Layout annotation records
----------

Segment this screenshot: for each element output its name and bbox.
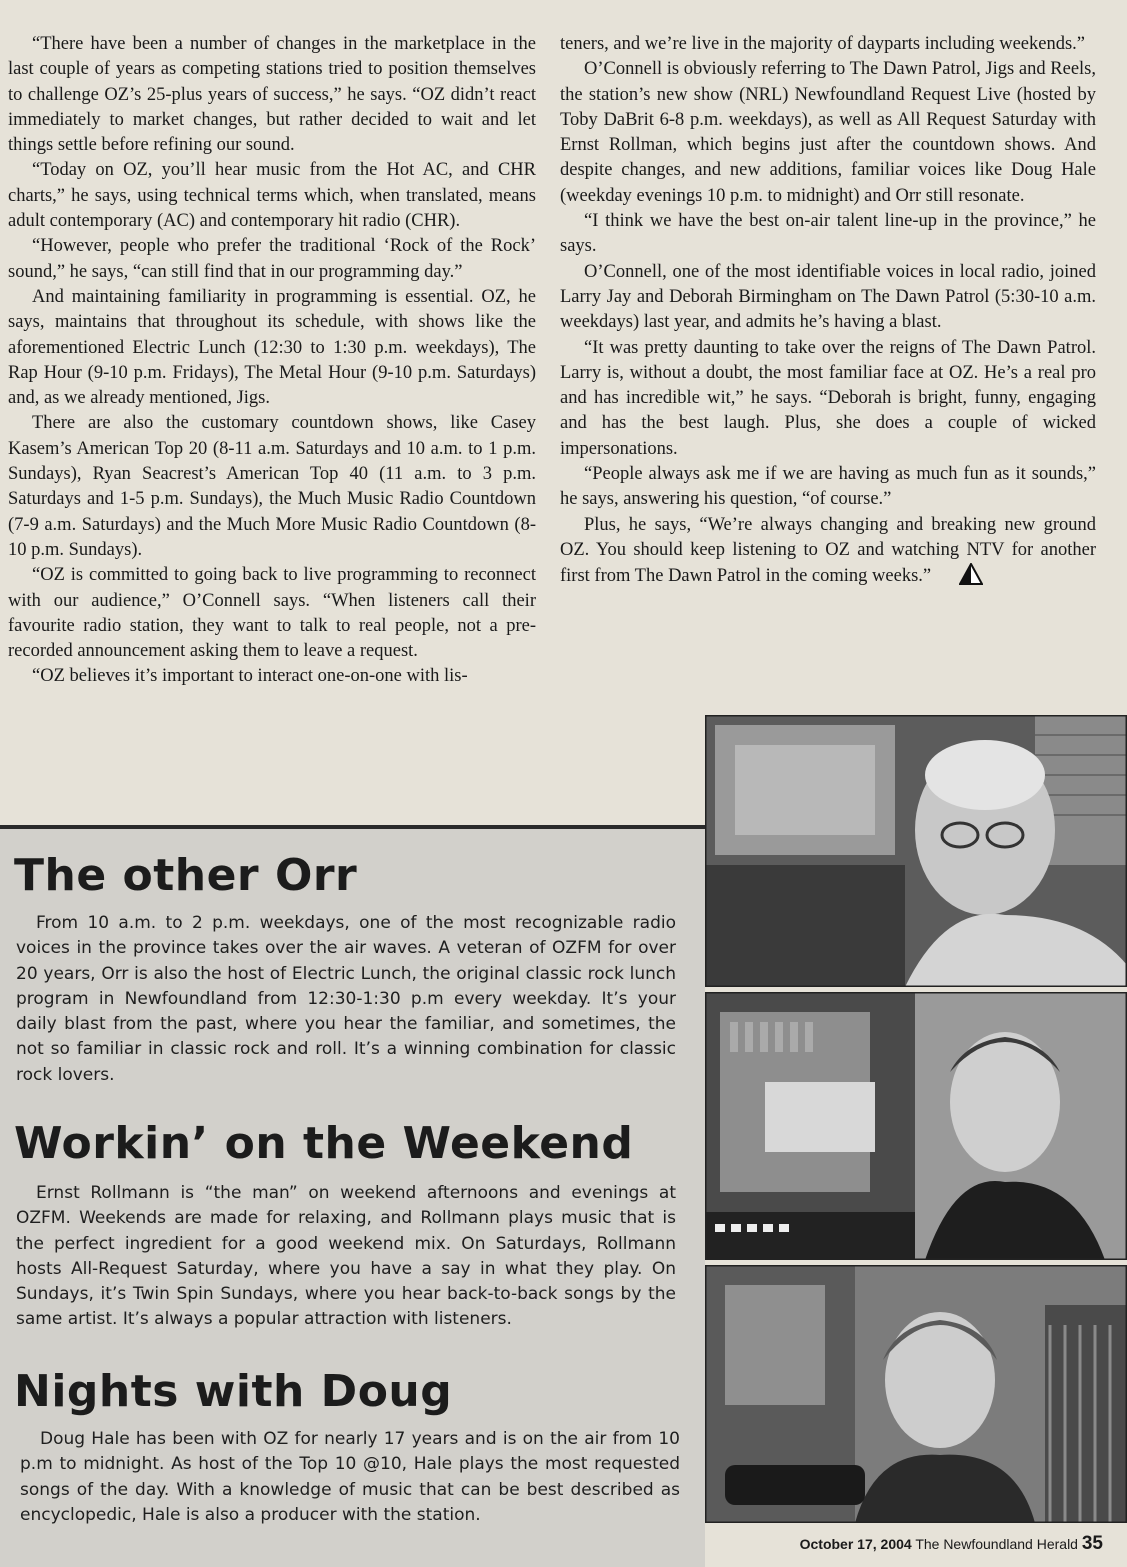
paragraph: O’Connell is obviously referring to The Dawn Patrol, Jigs and Reels, the station’s new show (NRL) Newfoundland Request Live (hosted by Toby DaBrit 6-8 p.m. weekdays), as well as All Request Saturday with Ernst Rollman, which begins just after the countdown shows. And despite changes, and new additions, familiar voices like Doug Hale (weekday evenings 10 p.m. to midnight) and Orr still resonate. <box>560 59 1096 206</box>
paragraph: O’Connell, one of the most identifiable voices in local radio, joined Larry Jay and Deborah Birmingham on The Dawn Patrol (5:30-10 a.m. weekdays) last year, and admits he’s having a blast. <box>560 261 1096 333</box>
sidebar-heading-weekend: Workin’ on the Weekend <box>14 1118 634 1169</box>
paragraph: “There have been a number of changes in the marketplace in the last couple of years as competing stations tried to position themselves to challenge OZ’s 25-plus years of success,” he says. “OZ didn’t react immediately to market changes, but rather decided to wait and let things settle before refining our sound. <box>8 34 536 156</box>
paragraph: “People always ask me if we are having as much fun as it sounds,” he says, answering his question, “of course.” <box>560 464 1096 510</box>
paragraph: “OZ is committed to going back to live programming to reconnect with our audience,” O’Connell says. “When listeners call their favourite radio station, they want to talk to real people, not a pre-recorded announcement asking them to leave a request. <box>8 565 536 662</box>
sidebar-heading-doug: Nights with Doug <box>14 1366 453 1417</box>
paragraph-text: Plus, he says, “We’re always changing and breaking new ground OZ. You should keep listening to OZ and watching NTV for another first from The Dawn Patrol in the coming weeks.” <box>560 514 1096 587</box>
paragraph: There are also the customary countdown shows, like Casey Kasem’s American Top 20 (8-11 a.m. Saturdays and 10 a.m. to 1 p.m. Sundays), Ryan Seacrest’s American Top 40 (11 a.m. to 3 p.m. Saturdays and 1-5 p.m. Sundays), the Much Music Radio Countdown (7-9 a.m. Saturdays) and the Much More Music Radio Countdown (8-10 p.m. Sundays). <box>8 413 536 560</box>
photo-rollmann <box>705 992 1127 1260</box>
sidebar-body-doug: Doug Hale has been with OZ for nearly 17 years and is on the air from 10 p.m to midnight. As host of the Top 10 @10, Hale plays the most requested songs of the day. With a knowledge of music that can be best described as encyclopedic, Hale is also a producer with the station. <box>20 1429 680 1525</box>
sidebar-body-orr: From 10 a.m. to 2 p.m. weekdays, one of the most recognizable radio voices in the province takes over the air waves. A veteran of OZFM for over 20 years, Orr is also the host of Electric Lunch, the original classic rock lunch program in Newfoundland from 12:30-1:30 p.m every weekday. It’s your daily blast from the past, where you hear the familiar, and sometimes, the not so familiar in classic rock and roll. It’s a winning combination for classic rock lovers. <box>16 913 676 1085</box>
paragraph: “However, people who prefer the traditional ‘Rock of the Rock’ sound,” he says, “can still find that in our programming day.” <box>8 236 536 282</box>
article-column-left <box>8 32 536 690</box>
paragraph: “OZ believes it’s important to interact one-on-one with lis- <box>32 666 468 687</box>
page-number: 35 <box>1081 1533 1103 1554</box>
sidebar-heading-orr: The other Orr <box>14 850 358 901</box>
photo-orr <box>705 715 1127 987</box>
paragraph: “I think we have the best on-air talent line-up in the province,” he says. <box>560 211 1096 257</box>
paragraph: And maintaining familiarity in programming is essential. OZ, he says, maintains that throughout its schedule, with shows like the aforementioned Electric Lunch (12:30 to 1:30 p.m. weekdays), The Rap Hour (9-10 p.m. Fridays), The Metal Hour (9-10 p.m. Saturdays) and, as we already mentioned, Jigs. <box>8 286 536 409</box>
paragraph: “It was pretty daunting to take over the reigns of The Dawn Patrol. Larry is, without a doubt, the most familiar face at OZ. He’s a real pro and has incredible wit,” he says. “Deborah is bright, funny, engaging and has the best laugh. Plus, she does a couple of wicked impersonations. <box>560 337 1096 459</box>
photo-hale <box>705 1265 1127 1523</box>
sidebar-box <box>0 829 705 1567</box>
publication-name: The Newfoundland Herald <box>915 1536 1078 1552</box>
article-column-right <box>560 32 1096 594</box>
sidebar-body-weekend: Ernst Rollmann is “the man” on weekend afternoons and evenings at OZFM. Weekends are made for relaxing, and Rollmann plays music that is the perfect ingredient for a good weekend mix. On Saturdays, Rollmann hosts All-Request Saturday, where you have a say in what they play. On Sundays, it’s Twin Spin Sundays, where you hear back-to-back songs by the same artist. It’s always a popular attraction with listeners. <box>16 1183 676 1330</box>
paragraph: teners, and we’re live in the majority of dayparts including weekends.” <box>560 34 1086 54</box>
end-mark-icon <box>935 563 983 593</box>
issue-date: October 17, 2004 <box>799 1536 912 1552</box>
paragraph: “Today on OZ, you’ll hear music from the Hot AC, and CHR charts,” he says, using technical terms which, when translated, means adult contemporary (AC) and contemporary hit radio (CHR). <box>8 160 536 232</box>
paragraph-last <box>560 513 1096 594</box>
page-footer <box>800 1533 1103 1555</box>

----------

▶ [Problem to work on] Rewrite the stretch from the line containing "paragraph: O’Connell is" through the line containing "sidebar-heading-weekend: Workin’ on" as a numbered list, leaving out any blank lines.

▶ [Result of this exercise]
1. paragraph: O’Connell is obviously referring to The Dawn Patrol, Jigs and Reels, the station’s new show (NRL) Newfoundland Request Live (hosted by Toby DaBrit 6-8 p.m. weekdays), as well as All Request Saturday with Ernst Rollman, which begins just after the countdown shows. And despite changes, and new additions, familiar voices like Doug Hale (weekday evenings 10 p.m. to midnight) and Orr still resonate. <box>560 59 1096 206</box>
2. paragraph: O’Connell, one of the most identifiable voices in local radio, joined Larry Jay and Deborah Birmingham on The Dawn Patrol (5:30-10 a.m. weekdays) last year, and admits he’s having a blast. <box>560 261 1096 333</box>
3. sidebar-heading-weekend: Workin’ on the Weekend <box>14 1118 634 1169</box>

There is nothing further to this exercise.